Lines of data:

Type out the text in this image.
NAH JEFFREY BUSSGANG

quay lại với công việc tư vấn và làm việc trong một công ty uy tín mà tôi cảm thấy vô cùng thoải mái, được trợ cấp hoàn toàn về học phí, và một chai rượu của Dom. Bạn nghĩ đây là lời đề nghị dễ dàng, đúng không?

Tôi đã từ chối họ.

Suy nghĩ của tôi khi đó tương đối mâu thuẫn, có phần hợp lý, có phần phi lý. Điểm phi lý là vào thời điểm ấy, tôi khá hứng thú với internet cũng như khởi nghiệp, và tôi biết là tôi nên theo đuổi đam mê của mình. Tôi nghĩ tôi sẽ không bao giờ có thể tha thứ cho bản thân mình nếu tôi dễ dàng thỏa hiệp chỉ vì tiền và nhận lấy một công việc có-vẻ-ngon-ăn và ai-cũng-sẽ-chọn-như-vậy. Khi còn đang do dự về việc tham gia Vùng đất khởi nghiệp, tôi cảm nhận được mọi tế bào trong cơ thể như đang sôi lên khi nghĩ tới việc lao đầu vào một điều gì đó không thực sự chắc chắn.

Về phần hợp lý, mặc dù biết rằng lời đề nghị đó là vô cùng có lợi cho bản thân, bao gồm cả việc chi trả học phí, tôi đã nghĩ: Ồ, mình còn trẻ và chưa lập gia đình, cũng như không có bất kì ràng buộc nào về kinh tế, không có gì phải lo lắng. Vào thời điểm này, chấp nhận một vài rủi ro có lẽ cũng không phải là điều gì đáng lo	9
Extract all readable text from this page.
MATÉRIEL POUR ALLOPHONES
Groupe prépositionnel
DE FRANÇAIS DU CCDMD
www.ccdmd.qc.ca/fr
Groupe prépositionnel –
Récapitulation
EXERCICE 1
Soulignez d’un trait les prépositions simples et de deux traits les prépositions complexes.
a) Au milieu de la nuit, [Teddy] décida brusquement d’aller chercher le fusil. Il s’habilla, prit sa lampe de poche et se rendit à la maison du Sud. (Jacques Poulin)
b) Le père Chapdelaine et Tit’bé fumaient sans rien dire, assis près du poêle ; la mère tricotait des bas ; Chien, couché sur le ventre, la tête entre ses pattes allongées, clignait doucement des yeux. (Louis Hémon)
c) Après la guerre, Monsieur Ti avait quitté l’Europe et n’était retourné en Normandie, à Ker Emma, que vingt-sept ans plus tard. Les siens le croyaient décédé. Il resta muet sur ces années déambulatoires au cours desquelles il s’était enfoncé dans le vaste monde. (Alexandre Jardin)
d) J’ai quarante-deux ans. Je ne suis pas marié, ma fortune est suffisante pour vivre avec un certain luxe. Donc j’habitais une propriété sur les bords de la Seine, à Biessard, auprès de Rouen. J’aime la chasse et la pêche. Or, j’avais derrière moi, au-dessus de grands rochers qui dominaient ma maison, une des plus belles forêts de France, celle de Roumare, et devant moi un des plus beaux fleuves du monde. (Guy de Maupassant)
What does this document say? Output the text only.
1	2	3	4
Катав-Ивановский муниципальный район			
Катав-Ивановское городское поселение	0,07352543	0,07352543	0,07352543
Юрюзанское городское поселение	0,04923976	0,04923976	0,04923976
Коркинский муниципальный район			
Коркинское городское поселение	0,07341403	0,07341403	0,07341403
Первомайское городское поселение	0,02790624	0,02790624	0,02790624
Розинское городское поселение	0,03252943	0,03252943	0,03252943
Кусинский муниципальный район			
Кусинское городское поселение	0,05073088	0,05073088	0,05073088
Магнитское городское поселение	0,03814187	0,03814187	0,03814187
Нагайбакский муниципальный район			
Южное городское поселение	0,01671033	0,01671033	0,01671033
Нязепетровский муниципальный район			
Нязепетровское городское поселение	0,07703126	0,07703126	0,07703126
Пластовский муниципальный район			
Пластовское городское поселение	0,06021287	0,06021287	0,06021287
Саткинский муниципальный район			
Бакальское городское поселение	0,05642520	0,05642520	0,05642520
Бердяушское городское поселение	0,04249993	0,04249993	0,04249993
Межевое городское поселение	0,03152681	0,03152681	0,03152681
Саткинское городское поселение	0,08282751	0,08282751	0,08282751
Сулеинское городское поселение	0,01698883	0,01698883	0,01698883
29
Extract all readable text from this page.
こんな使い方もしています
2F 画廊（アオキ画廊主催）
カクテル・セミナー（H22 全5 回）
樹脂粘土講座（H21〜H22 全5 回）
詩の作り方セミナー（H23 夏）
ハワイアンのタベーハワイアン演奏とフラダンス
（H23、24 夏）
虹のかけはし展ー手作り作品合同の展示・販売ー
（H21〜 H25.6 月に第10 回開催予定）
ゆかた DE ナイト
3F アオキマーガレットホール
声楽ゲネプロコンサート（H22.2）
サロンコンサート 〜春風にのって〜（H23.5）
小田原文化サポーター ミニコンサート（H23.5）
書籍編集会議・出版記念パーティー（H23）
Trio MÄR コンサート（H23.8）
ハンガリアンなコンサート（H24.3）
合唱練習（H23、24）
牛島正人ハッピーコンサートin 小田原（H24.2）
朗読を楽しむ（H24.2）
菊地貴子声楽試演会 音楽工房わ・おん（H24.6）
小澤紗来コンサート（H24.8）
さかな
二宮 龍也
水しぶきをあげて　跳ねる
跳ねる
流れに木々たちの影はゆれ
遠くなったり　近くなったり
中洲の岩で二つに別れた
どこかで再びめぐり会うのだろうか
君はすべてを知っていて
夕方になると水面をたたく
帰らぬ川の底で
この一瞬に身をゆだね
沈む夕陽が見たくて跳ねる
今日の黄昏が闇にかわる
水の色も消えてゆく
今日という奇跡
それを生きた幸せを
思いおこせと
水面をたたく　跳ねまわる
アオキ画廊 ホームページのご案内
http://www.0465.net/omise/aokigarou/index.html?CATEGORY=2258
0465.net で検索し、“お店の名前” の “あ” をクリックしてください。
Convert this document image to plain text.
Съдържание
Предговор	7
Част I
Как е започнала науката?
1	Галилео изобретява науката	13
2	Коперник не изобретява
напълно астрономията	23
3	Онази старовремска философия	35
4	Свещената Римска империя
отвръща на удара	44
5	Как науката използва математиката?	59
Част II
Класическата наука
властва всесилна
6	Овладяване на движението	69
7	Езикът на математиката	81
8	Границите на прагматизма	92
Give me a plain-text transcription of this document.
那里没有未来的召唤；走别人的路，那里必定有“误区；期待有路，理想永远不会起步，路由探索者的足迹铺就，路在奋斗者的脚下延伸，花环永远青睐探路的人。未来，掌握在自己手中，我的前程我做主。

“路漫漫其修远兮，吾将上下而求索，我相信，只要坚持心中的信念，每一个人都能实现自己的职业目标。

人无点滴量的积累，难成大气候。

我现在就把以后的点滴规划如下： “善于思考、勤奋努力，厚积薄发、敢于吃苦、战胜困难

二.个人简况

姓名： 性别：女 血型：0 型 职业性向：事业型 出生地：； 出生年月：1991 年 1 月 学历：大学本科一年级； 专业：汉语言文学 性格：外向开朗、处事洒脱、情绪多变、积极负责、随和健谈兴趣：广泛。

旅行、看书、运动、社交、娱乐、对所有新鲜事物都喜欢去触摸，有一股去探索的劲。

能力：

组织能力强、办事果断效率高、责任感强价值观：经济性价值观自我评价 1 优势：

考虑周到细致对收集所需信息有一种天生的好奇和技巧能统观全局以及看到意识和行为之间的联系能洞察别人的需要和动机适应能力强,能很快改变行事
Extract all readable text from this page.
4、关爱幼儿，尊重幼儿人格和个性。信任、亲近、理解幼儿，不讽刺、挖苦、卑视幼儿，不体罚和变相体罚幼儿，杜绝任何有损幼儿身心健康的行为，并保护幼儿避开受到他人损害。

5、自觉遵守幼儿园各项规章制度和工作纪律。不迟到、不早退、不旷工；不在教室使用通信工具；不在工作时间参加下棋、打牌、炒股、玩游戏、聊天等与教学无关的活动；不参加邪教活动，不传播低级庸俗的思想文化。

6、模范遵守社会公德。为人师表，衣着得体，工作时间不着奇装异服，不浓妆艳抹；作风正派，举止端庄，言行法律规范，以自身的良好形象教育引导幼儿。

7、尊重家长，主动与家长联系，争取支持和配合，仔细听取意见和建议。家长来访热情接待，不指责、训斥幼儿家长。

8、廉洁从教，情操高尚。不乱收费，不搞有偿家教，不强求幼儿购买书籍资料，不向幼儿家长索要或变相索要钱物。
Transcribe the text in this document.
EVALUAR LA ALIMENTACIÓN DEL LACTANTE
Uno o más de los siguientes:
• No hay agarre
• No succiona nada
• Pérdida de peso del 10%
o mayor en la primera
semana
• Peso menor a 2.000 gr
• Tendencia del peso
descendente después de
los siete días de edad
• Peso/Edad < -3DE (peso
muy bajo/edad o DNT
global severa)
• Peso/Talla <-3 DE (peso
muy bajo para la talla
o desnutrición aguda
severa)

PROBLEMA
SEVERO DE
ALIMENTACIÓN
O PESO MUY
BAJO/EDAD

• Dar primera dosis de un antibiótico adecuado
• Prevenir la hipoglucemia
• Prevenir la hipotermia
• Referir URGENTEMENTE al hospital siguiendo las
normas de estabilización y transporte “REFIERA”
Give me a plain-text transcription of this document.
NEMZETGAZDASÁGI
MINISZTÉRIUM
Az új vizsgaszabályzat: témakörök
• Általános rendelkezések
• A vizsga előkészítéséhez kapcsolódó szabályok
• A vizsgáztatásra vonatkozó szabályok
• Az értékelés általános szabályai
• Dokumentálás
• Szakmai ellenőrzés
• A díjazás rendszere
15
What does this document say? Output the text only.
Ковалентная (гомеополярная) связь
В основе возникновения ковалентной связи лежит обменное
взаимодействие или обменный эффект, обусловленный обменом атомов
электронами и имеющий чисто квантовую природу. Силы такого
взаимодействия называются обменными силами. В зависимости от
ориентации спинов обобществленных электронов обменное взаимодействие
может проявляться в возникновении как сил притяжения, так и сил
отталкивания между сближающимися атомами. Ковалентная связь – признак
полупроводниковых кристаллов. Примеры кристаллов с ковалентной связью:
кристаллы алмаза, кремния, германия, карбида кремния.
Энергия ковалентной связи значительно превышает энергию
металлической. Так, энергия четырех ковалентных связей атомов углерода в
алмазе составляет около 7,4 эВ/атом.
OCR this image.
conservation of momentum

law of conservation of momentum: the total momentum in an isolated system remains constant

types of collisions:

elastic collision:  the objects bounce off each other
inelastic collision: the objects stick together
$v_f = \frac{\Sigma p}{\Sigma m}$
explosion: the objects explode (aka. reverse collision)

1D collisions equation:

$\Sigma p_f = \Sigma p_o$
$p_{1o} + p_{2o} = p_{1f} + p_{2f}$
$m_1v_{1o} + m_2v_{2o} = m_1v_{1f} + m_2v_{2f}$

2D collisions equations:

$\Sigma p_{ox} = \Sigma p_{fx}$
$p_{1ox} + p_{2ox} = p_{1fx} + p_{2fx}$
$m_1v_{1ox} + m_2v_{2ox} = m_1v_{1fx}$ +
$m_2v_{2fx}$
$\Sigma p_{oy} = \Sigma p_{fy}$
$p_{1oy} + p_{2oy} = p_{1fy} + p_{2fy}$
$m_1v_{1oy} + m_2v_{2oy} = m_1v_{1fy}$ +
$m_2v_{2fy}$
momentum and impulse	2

_What is expected_
Within the material above, find the lines that contain the word "изобретява"; copy them.

_Answer to the task_
1	Галилео изобретява науката	13
2	Коперник не изобретява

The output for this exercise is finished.